§ Objective
Edit the data starting at the line containing "cell-name: Капитальные вложения" and ending at the line containing "cell-budget: 3 600 000,00 [420, 335, 512, 362]". Replace "cell-pct" with "cell-percent" throughout and keep everything else unchanged.

[Collection entries]
-- start --

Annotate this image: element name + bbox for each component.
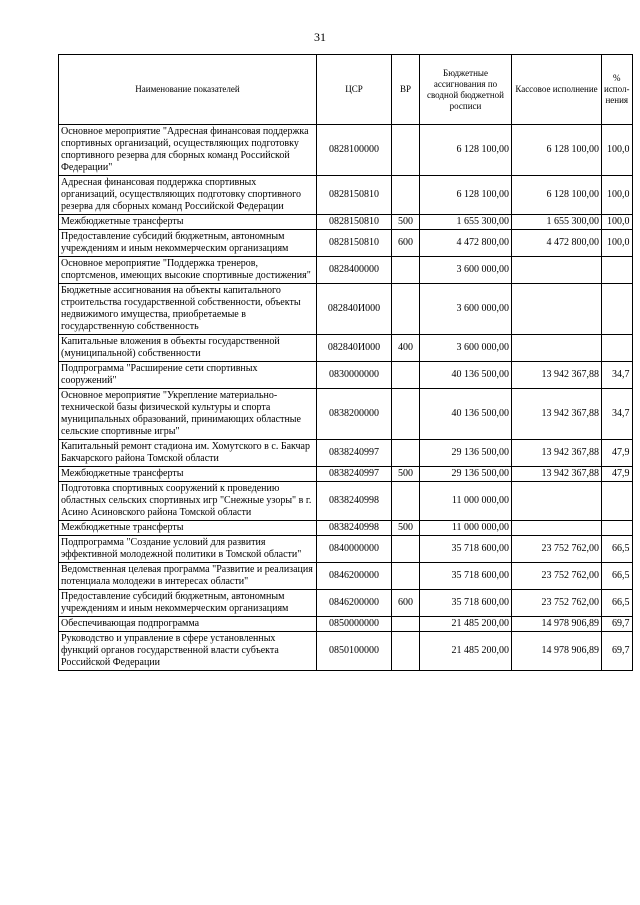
cell-name: Капитальные вложения в объекты государственной (муниципальной) собственности [59, 335, 317, 362]
table-row [59, 362, 633, 389]
cell-csr: 0840000000 [317, 536, 392, 563]
cell-name: Капитальный ремонт стадиона им. Хомутского в с. Бакчар Бакчарского района Томской области [59, 440, 317, 467]
header-vr: ВР [392, 55, 420, 125]
table-body [59, 125, 633, 671]
cell-csr: 0828400000 [317, 257, 392, 284]
cell-vr [392, 482, 420, 521]
cell-cash [512, 482, 602, 521]
cell-csr: 0846200000 [317, 563, 392, 590]
table-row [59, 230, 633, 257]
cell-csr: 0838240998 [317, 521, 392, 536]
cell-csr: 0838240997 [317, 440, 392, 467]
cell-pct: 47,9 [602, 467, 633, 482]
cell-cash [512, 284, 602, 335]
cell-pct [602, 521, 633, 536]
table-row [59, 284, 633, 335]
cell-csr: 0838240998 [317, 482, 392, 521]
cell-pct: 100,0 [602, 215, 633, 230]
table-row [59, 125, 633, 176]
table-row [59, 632, 633, 671]
cell-vr [392, 632, 420, 671]
cell-vr [392, 284, 420, 335]
cell-vr [392, 125, 420, 176]
cell-csr: 0850000000 [317, 617, 392, 632]
cell-name: Основное мероприятие "Поддержка тренеров, спортсменов, имеющих высокие спортивные достижения" [59, 257, 317, 284]
cell-pct: 66,5 [602, 536, 633, 563]
cell-cash: 13 942 367,88 [512, 389, 602, 440]
cell-budget: 11 000 000,00 [420, 521, 512, 536]
cell-cash: 6 128 100,00 [512, 176, 602, 215]
cell-cash [512, 257, 602, 284]
cell-budget: 21 485 200,00 [420, 632, 512, 671]
cell-pct [602, 335, 633, 362]
cell-name: Обеспечивающая подпрограмма [59, 617, 317, 632]
cell-vr [392, 536, 420, 563]
cell-name: Межбюджетные трансферты [59, 215, 317, 230]
cell-name: Подпрограмма "Создание условий для развития эффективной молодежной политики в Томской области" [59, 536, 317, 563]
cell-csr: 0830000000 [317, 362, 392, 389]
cell-cash [512, 521, 602, 536]
header-cash: Кассовое исполнение [512, 55, 602, 125]
table-row [59, 563, 633, 590]
budget-execution-table [58, 54, 633, 671]
cell-pct: 66,5 [602, 563, 633, 590]
cell-cash: 6 128 100,00 [512, 125, 602, 176]
cell-vr: 600 [392, 590, 420, 617]
cell-pct [602, 257, 633, 284]
table-row [59, 176, 633, 215]
cell-budget: 3 600 000,00 [420, 284, 512, 335]
cell-pct: 100,0 [602, 230, 633, 257]
cell-pct: 34,7 [602, 362, 633, 389]
cell-budget: 3 600 000,00 [420, 335, 512, 362]
cell-name: Ведомственная целевая программа "Развитие и реализация потенциала молодежи в интересах области" [59, 563, 317, 590]
cell-name: Предоставление субсидий бюджетным, автономным учреждениям и иным некоммерческим организациям [59, 590, 317, 617]
cell-name: Руководство и управление в сфере установленных функций органов государственной власти субъекта Российской Федерации [59, 632, 317, 671]
cell-cash [512, 335, 602, 362]
cell-vr [392, 440, 420, 467]
cell-cash: 23 752 762,00 [512, 590, 602, 617]
table-header-row [59, 55, 633, 125]
cell-csr: 0828150810 [317, 215, 392, 230]
cell-csr: 0838240997 [317, 467, 392, 482]
cell-csr: 0828150810 [317, 230, 392, 257]
page-number: 31 [314, 30, 326, 44]
table-row [59, 482, 633, 521]
table-row [59, 521, 633, 536]
cell-name: Подпрограмма "Расширение сети спортивных сооружений" [59, 362, 317, 389]
cell-csr: 0828100000 [317, 125, 392, 176]
table-row [59, 536, 633, 563]
cell-cash: 23 752 762,00 [512, 563, 602, 590]
header-pct: % испол-нения [602, 55, 633, 125]
cell-name: Предоставление субсидий бюджетным, автономным учреждениям и иным некоммерческим организациям [59, 230, 317, 257]
cell-pct: 47,9 [602, 440, 633, 467]
cell-pct [602, 482, 633, 521]
cell-name: Бюджетные ассигнования на объекты капитального строительства государственной собственности, объекты недвижимого имущества, приобретаемые в государственную собственность [59, 284, 317, 335]
cell-vr [392, 563, 420, 590]
cell-pct: 69,7 [602, 632, 633, 671]
cell-pct: 100,0 [602, 176, 633, 215]
cell-vr: 400 [392, 335, 420, 362]
header-budget: Бюджетные ассигнования по сводной бюджетной росписи [420, 55, 512, 125]
cell-name: Межбюджетные трансферты [59, 467, 317, 482]
cell-pct: 69,7 [602, 617, 633, 632]
cell-vr [392, 617, 420, 632]
cell-cash: 14 978 906,89 [512, 632, 602, 671]
table-row [59, 617, 633, 632]
cell-vr [392, 389, 420, 440]
cell-budget: 1 655 300,00 [420, 215, 512, 230]
cell-budget: 35 718 600,00 [420, 590, 512, 617]
cell-cash: 13 942 367,88 [512, 362, 602, 389]
cell-name: Основное мероприятие "Укрепление материально-технической базы физической культуры и спорта муниципальных образований, принимающих областные сельские спортивные игры" [59, 389, 317, 440]
cell-csr: 0846200000 [317, 590, 392, 617]
cell-name: Межбюджетные трансферты [59, 521, 317, 536]
cell-budget: 11 000 000,00 [420, 482, 512, 521]
cell-csr: 0828150810 [317, 176, 392, 215]
cell-budget: 35 718 600,00 [420, 563, 512, 590]
cell-cash: 4 472 800,00 [512, 230, 602, 257]
cell-pct [602, 284, 633, 335]
cell-pct: 100,0 [602, 125, 633, 176]
header-csr: ЦСР [317, 55, 392, 125]
cell-budget: 29 136 500,00 [420, 440, 512, 467]
cell-name: Основное мероприятие "Адресная финансовая поддержка спортивных организаций, осуществляющих подготовку спортивного резерва для сборных команд Российской Федерации" [59, 125, 317, 176]
cell-budget: 21 485 200,00 [420, 617, 512, 632]
table-row [59, 440, 633, 467]
cell-vr [392, 257, 420, 284]
cell-budget: 29 136 500,00 [420, 467, 512, 482]
cell-budget: 40 136 500,00 [420, 389, 512, 440]
table-row [59, 389, 633, 440]
cell-pct: 34,7 [602, 389, 633, 440]
cell-budget: 6 128 100,00 [420, 176, 512, 215]
cell-cash: 13 942 367,88 [512, 440, 602, 467]
cell-cash: 23 752 762,00 [512, 536, 602, 563]
cell-budget: 4 472 800,00 [420, 230, 512, 257]
table-row [59, 467, 633, 482]
cell-vr: 500 [392, 521, 420, 536]
cell-csr: 082840И000 [317, 335, 392, 362]
cell-budget: 6 128 100,00 [420, 125, 512, 176]
cell-pct: 66,5 [602, 590, 633, 617]
cell-name: Адресная финансовая поддержка спортивных организаций, осуществляющих подготовку спортивного резерва для сборных команд Российской Федерации [59, 176, 317, 215]
cell-budget: 35 718 600,00 [420, 536, 512, 563]
cell-name: Подготовка спортивных сооружений к проведению областных сельских спортивных игр "Снежные узоры" в г. Асино Асиновского района Томской области [59, 482, 317, 521]
header-name: Наименование показателей [59, 55, 317, 125]
cell-vr [392, 176, 420, 215]
cell-vr [392, 362, 420, 389]
cell-csr: 0850100000 [317, 632, 392, 671]
cell-vr: 500 [392, 467, 420, 482]
cell-cash: 1 655 300,00 [512, 215, 602, 230]
table-row [59, 335, 633, 362]
cell-cash: 13 942 367,88 [512, 467, 602, 482]
cell-csr: 082840И000 [317, 284, 392, 335]
cell-budget: 3 600 000,00 [420, 257, 512, 284]
table-row [59, 590, 633, 617]
cell-vr: 500 [392, 215, 420, 230]
cell-csr: 0838200000 [317, 389, 392, 440]
table-row [59, 257, 633, 284]
cell-budget: 40 136 500,00 [420, 362, 512, 389]
cell-vr: 600 [392, 230, 420, 257]
table-row [59, 215, 633, 230]
cell-cash: 14 978 906,89 [512, 617, 602, 632]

-- end --

§ Correct output
cell-name: Капитальные вложения в объекты государственной (муниципальной) собственности [59, 335, 317, 362]
table-row [59, 362, 633, 389]
cell-csr: 0840000000 [317, 536, 392, 563]
cell-name: Капитальный ремонт стадиона им. Хомутского в с. Бакчар Бакчарского района Томской области [59, 440, 317, 467]
header-vr: ВР [392, 55, 420, 125]
table-body [59, 125, 633, 671]
cell-csr: 0828400000 [317, 257, 392, 284]
cell-vr [392, 482, 420, 521]
cell-cash [512, 482, 602, 521]
cell-csr: 0846200000 [317, 563, 392, 590]
table-row [59, 230, 633, 257]
cell-csr: 0838240998 [317, 521, 392, 536]
cell-csr: 0838240997 [317, 440, 392, 467]
cell-percent: 47,9 [602, 467, 633, 482]
cell-cash [512, 284, 602, 335]
cell-percent [602, 521, 633, 536]
table-row [59, 284, 633, 335]
cell-csr: 0838240998 [317, 482, 392, 521]
cell-percent: 100,0 [602, 215, 633, 230]
table-row [59, 125, 633, 176]
table-row [59, 632, 633, 671]
cell-vr [392, 632, 420, 671]
cell-vr [392, 284, 420, 335]
cell-vr [392, 125, 420, 176]
cell-csr: 0850000000 [317, 617, 392, 632]
cell-name: Основное мероприятие "Поддержка тренеров, спортсменов, имеющих высокие спортивные достижения" [59, 257, 317, 284]
cell-percent: 66,5 [602, 536, 633, 563]
cell-cash: 13 942 367,88 [512, 389, 602, 440]
cell-budget: 11 000 000,00 [420, 521, 512, 536]
cell-cash: 6 128 100,00 [512, 176, 602, 215]
cell-cash [512, 257, 602, 284]
cell-budget: 21 485 200,00 [420, 632, 512, 671]
cell-percent [602, 335, 633, 362]
cell-name: Обеспечивающая подпрограмма [59, 617, 317, 632]
cell-vr [392, 536, 420, 563]
cell-name: Межбюджетные трансферты [59, 215, 317, 230]
cell-name: Подпрограмма "Создание условий для развития эффективной молодежной политики в Томской области" [59, 536, 317, 563]
cell-csr: 0830000000 [317, 362, 392, 389]
cell-cash [512, 521, 602, 536]
header-cash: Кассовое исполнение [512, 55, 602, 125]
table-row [59, 563, 633, 590]
budget-execution-table [58, 54, 633, 671]
cell-percent: 66,5 [602, 563, 633, 590]
cell-cash: 6 128 100,00 [512, 125, 602, 176]
cell-vr: 600 [392, 590, 420, 617]
cell-percent [602, 257, 633, 284]
table-row [59, 176, 633, 215]
cell-budget: 3 600 000,00 [420, 284, 512, 335]
cell-percent: 100,0 [602, 230, 633, 257]
cell-percent: 34,7 [602, 362, 633, 389]
cell-budget: 3 600 000,00 [420, 335, 512, 362]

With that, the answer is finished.